• Exercise brief
What follows are records. Restate all of them word for word.

- - -

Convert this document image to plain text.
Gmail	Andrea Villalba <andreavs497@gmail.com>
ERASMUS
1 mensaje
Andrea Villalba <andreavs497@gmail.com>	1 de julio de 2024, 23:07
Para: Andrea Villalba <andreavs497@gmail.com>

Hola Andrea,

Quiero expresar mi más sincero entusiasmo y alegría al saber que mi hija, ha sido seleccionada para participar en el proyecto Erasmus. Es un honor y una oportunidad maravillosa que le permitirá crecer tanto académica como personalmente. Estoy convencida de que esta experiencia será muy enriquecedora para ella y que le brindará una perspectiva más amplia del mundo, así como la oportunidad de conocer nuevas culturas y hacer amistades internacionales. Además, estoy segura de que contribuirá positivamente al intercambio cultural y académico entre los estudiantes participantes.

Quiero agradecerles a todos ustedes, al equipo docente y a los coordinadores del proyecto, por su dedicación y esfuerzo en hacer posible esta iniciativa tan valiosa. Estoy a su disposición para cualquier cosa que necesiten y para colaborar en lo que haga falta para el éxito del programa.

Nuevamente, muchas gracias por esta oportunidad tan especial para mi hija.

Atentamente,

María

- - -

• Problem solution
Convert this document image to plain text.
Gmail	Andrea Villalba <andreavs497@gmail.com>
ERASMUS
1 mensaje
Andrea Villalba <andreavs497@gmail.com>	1 de julio de 2024, 23:07
Para: Andrea Villalba <andreavs497@gmail.com>

Hola Andrea,

Quiero expresar mi más sincero entusiasmo y alegría al saber que mi hija, ha sido seleccionada para participar en el proyecto Erasmus. Es un honor y una oportunidad maravillosa que le permitirá crecer tanto académica como personalmente. Estoy convencida de que esta experiencia será muy enriquecedora para ella y que le brindará una perspectiva más amplia del mundo, así como la oportunidad de conocer nuevas culturas y hacer amistades internacionales. Además, estoy segura de que contribuirá positivamente al intercambio cultural y académico entre los estudiantes participantes.

Quiero agradecerles a todos ustedes, al equipo docente y a los coordinadores del proyecto, por su dedicación y esfuerzo en hacer posible esta iniciativa tan valiosa. Estoy a su disposición para cualquier cosa que necesiten y para colaborar en lo que haga falta para el éxito del programa.

Nuevamente, muchas gracias por esta oportunidad tan especial para mi hija.

Atentamente,

María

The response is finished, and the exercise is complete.